Because, yes, listening to a story and reading a story use mostly the same parts of the brain. Yes, listening to the audiobook counts as "having read" a book. Yes, oral storytelling has a long, glorious tradition and many cultures maintained their histories through oral history or oral + art history, having never developed a true written language, and their oral stories and histories are just as valid and rich as written literature.
We still can't call listening in the absence of reading "literacy."
The term literacy needs to stay restricted to the written word, to the ability to access and engage with written texts, because we need to be able to talk about illiteracy. We need to be able to identify when a society is failing to teach children to read, and if we start saying that listening to stories is literacy, we lose the ability to describe those systemic failures.
Blind folks have been knee-deep in this debate for a long time. Schools struggle to provide resources to teach students Braille and enforcing the teaching of Braille to low-vision and blind children is a constant uphill battle. A school tried to argue that one girl didn't need to learn Braille because she could read 96-point font. Go check what that is. The new prevalence of audiobooks and TTS is a huge threat to Braille literacy because it provides institutions with another excuse to not provide Braille education or Braille texts.

_Directions_
Write the next part of the passage on literacy and listening, picking up after its final sentence. The lines have no connection to the passage on literacy and listening.

_Supplied data_
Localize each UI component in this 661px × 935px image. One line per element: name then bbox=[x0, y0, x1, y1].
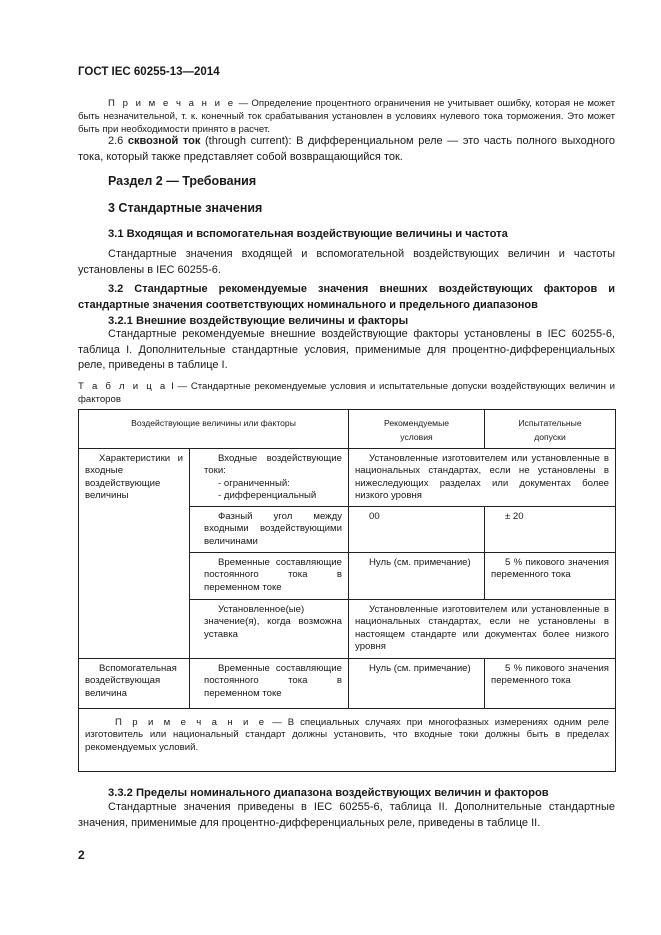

_Task answer_
That matters. Braille-literate blind and low-vision people have a 90% employment rate. For those who don't know Braille, it's 30%. Braille literacy is linked to higher academic success in all fields.
Moving outside the world of Braille, literacy of any kind matters. Being able to read text has a massive impact on a person's ability to access information, education, and employment. Being able to talk about the inability to read text matters, because that's how we're able to hold systems accountable.
So, yes, audiobooks should count as reading. But, no, they should not count as literacy.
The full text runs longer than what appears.